EXERCISE INSTRUCTIONS. Work through the data below line by line and say how many lines hold "slaves"; give only the number.

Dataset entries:
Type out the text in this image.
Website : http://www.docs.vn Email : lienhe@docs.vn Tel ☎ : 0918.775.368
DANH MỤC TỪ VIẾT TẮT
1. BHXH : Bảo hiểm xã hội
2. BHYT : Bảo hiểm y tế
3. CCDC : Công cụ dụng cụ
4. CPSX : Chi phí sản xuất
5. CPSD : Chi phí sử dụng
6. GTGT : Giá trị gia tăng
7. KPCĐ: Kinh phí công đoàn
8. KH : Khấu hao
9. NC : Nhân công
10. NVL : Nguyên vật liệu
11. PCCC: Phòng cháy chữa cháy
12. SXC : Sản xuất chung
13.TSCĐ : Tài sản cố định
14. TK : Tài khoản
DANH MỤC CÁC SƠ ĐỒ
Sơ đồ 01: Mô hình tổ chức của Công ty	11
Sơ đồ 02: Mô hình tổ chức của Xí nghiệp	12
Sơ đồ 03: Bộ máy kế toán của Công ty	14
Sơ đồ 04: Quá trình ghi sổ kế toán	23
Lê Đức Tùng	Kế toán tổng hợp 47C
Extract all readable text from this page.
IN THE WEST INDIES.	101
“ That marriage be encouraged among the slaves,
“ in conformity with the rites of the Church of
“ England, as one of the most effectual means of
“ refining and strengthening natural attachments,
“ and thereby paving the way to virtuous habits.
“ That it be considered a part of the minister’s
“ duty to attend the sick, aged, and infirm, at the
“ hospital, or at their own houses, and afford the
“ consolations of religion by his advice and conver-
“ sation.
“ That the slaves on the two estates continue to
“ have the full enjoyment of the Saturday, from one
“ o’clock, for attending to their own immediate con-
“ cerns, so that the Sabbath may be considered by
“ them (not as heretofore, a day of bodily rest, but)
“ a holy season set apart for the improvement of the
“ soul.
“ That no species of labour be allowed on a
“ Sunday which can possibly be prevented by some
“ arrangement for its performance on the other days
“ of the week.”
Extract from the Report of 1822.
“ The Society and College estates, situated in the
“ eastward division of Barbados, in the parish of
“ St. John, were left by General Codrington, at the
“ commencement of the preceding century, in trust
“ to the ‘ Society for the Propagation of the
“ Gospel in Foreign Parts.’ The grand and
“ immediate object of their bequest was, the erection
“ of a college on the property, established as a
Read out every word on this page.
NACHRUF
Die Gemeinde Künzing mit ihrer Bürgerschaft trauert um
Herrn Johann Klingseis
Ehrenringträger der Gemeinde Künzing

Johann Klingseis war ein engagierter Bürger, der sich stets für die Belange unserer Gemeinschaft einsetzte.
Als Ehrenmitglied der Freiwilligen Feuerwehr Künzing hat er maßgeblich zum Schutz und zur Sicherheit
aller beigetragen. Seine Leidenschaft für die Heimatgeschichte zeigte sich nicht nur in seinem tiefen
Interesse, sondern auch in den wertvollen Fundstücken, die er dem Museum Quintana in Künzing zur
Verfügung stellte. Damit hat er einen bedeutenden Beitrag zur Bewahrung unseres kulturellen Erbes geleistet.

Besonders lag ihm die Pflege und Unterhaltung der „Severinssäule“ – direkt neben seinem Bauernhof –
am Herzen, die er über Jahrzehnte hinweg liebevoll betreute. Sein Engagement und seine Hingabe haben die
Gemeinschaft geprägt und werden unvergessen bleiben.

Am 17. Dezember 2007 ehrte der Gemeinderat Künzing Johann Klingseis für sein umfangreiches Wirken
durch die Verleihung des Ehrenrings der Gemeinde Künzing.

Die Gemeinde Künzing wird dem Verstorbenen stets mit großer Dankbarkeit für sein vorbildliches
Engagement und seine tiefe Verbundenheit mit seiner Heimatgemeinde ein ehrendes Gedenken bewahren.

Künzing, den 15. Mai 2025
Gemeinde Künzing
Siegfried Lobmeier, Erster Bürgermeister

WORKED ANSWER. 2